_Problem details_
Return every record verbatim.

[Stored data]

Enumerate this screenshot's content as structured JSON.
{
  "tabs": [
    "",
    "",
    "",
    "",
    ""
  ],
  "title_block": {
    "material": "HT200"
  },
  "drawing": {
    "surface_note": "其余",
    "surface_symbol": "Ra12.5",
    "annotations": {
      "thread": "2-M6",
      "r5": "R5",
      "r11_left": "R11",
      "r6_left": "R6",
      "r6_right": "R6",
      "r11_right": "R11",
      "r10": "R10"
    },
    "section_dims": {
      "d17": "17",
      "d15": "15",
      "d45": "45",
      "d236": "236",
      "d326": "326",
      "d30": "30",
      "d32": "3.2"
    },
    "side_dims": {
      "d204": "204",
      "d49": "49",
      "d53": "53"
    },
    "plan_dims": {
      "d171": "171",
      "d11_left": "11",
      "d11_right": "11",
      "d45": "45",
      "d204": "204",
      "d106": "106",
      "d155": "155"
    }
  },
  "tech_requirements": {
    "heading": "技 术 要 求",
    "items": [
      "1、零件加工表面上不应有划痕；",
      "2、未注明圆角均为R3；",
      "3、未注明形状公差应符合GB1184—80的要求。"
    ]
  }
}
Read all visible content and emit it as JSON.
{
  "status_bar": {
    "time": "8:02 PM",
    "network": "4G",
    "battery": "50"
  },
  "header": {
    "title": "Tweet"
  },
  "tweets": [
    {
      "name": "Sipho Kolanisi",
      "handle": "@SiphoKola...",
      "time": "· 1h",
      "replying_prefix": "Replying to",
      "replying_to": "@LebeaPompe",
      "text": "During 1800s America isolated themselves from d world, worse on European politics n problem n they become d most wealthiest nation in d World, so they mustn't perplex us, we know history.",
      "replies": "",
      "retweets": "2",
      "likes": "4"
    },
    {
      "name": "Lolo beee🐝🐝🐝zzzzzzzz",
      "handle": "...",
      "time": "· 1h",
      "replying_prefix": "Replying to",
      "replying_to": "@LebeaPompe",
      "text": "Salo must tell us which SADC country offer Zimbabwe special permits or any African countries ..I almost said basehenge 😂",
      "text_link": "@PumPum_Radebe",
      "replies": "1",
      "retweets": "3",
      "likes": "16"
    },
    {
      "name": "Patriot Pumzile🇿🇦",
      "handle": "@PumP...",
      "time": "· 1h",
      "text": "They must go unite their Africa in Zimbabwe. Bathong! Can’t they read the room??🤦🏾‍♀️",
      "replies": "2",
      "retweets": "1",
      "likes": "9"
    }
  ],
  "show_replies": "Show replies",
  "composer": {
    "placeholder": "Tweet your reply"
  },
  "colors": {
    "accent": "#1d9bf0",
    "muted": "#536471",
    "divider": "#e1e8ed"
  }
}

_Answer to this problem_
Enumerate this screenshot's content as structured JSON.
{
  "tabs": [
    "",
    "",
    "",
    "",
    ""
  ],
  "title_block": {
    "material": "HT200"
  },
  "drawing": {
    "surface_note": "其余",
    "surface_symbol": "Ra12.5",
    "annotations": {
      "thread": "2-M6",
      "r5": "R5",
      "r11_left": "R11",
      "r6_left": "R6",
      "r6_right": "R6",
      "r11_right": "R11",
      "r10": "R10"
    },
    "section_dims": {
      "d17": "17",
      "d15": "15",
      "d45": "45",
      "d236": "236",
      "d326": "326",
      "d30": "30",
      "d32": "3.2"
    },
    "side_dims": {
      "d204": "204",
      "d49": "49",
      "d53": "53"
    },
    "plan_dims": {
      "d171": "171",
      "d11_left": "11",
      "d11_right": "11",
      "d45": "45",
      "d204": "204",
      "d106": "106",
      "d155": "155"
    }
  },
  "tech_requirements": {
    "heading": "技 术 要 求",
    "items": [
      "1、零件加工表面上不应有划痕；",
      "2、未注明圆角均为R3；",
      "3、未注明形状公差应符合GB1184—80的要求。"
    ]
  }
}
Read all visible content and emit it as JSON.
{
  "status_bar": {
    "time": "8:02 PM",
    "network": "4G",
    "battery": "50"
  },
  "header": {
    "title": "Tweet"
  },
  "tweets": [
    {
      "name": "Sipho Kolanisi",
      "handle": "@SiphoKola...",
      "time": "· 1h",
      "replying_prefix": "Replying to",
      "replying_to": "@LebeaPompe",
      "text": "During 1800s America isolated themselves from d world, worse on European politics n problem n they become d most wealthiest nation in d World, so they mustn't perplex us, we know history.",
      "replies": "",
      "retweets": "2",
      "likes": "4"
    },
    {
      "name": "Lolo beee🐝🐝🐝zzzzzzzz",
      "handle": "...",
      "time": "· 1h",
      "replying_prefix": "Replying to",
      "replying_to": "@LebeaPompe",
      "text": "Salo must tell us which SADC country offer Zimbabwe special permits or any African countries ..I almost said basehenge 😂",
      "text_link": "@PumPum_Radebe",
      "replies": "1",
      "retweets": "3",
      "likes": "16"
    },
    {
      "name": "Patriot Pumzile🇿🇦",
      "handle": "@PumP...",
      "time": "· 1h",
      "text": "They must go unite their Africa in Zimbabwe. Bathong! Can’t they read the room??🤦🏾‍♀️",
      "replies": "2",
      "retweets": "1",
      "likes": "9"
    }
  ],
  "show_replies": "Show replies",
  "composer": {
    "placeholder": "Tweet your reply"
  },
  "colors": {
    "accent": "#1d9bf0",
    "muted": "#536471",
    "divider": "#e1e8ed"
  }
}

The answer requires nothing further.